# [Written request]
Write out the full listing exactly as given, minus the images.

# [Records from a collection of figures]

• • • • •

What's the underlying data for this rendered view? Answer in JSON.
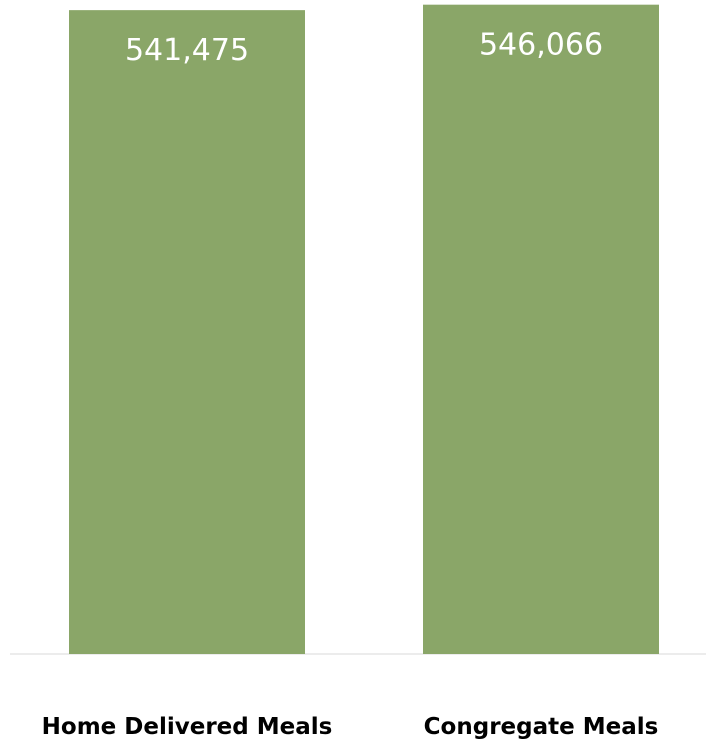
{
  "colors": {
    "bar": "#8aa668",
    "axis": "#d9d9d9",
    "label": "#000000",
    "value_label": "#ffffff"
  },
  "chart_data": {
    "type": "bar",
    "categories": [
      "Home Delivered Meals",
      "Congregate Meals"
    ],
    "values": [
      541475,
      546066
    ],
    "data_labels": [
      "541,475",
      "546,066"
    ],
    "ylim": [
      0,
      550000
    ],
    "grid": false,
    "legend": "none"
  }
}
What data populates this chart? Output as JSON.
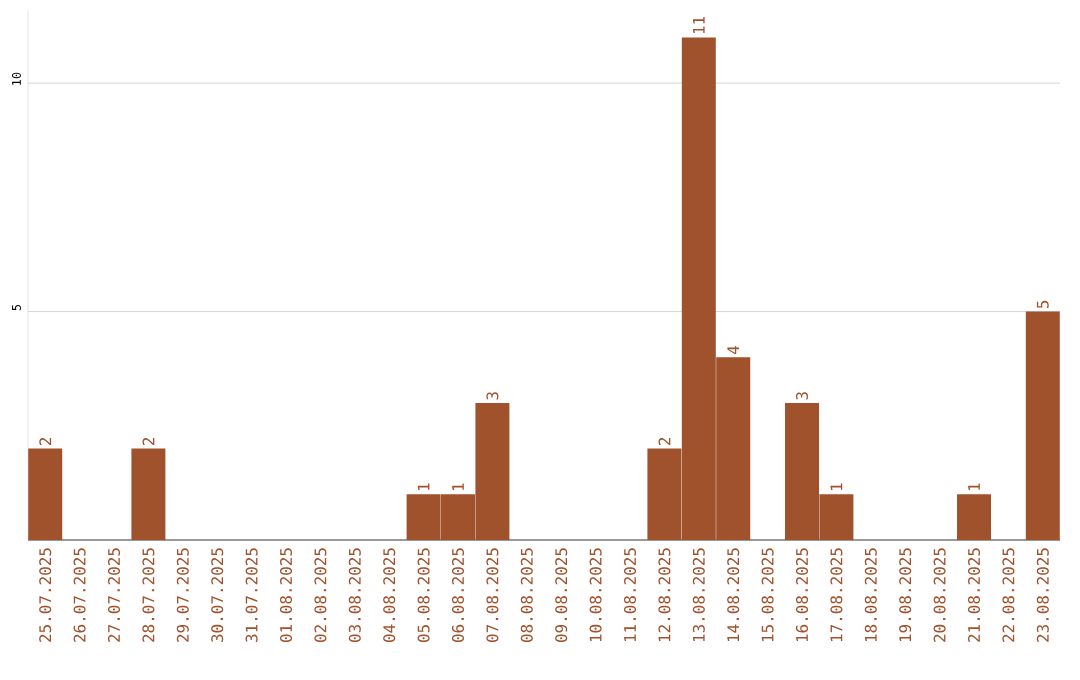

• • • • •

# [Response for this exercise]
What's the underlying data for this rendered view? Answer in JSON.
{
  "colors": {
    "bar": "#8aa668",
    "axis": "#d9d9d9",
    "label": "#000000",
    "value_label": "#ffffff"
  },
  "chart_data": {
    "type": "bar",
    "categories": [
      "Home Delivered Meals",
      "Congregate Meals"
    ],
    "values": [
      541475,
      546066
    ],
    "data_labels": [
      "541,475",
      "546,066"
    ],
    "ylim": [
      0,
      550000
    ],
    "grid": false,
    "legend": "none"
  }
}
What data populates this chart? Output as JSON.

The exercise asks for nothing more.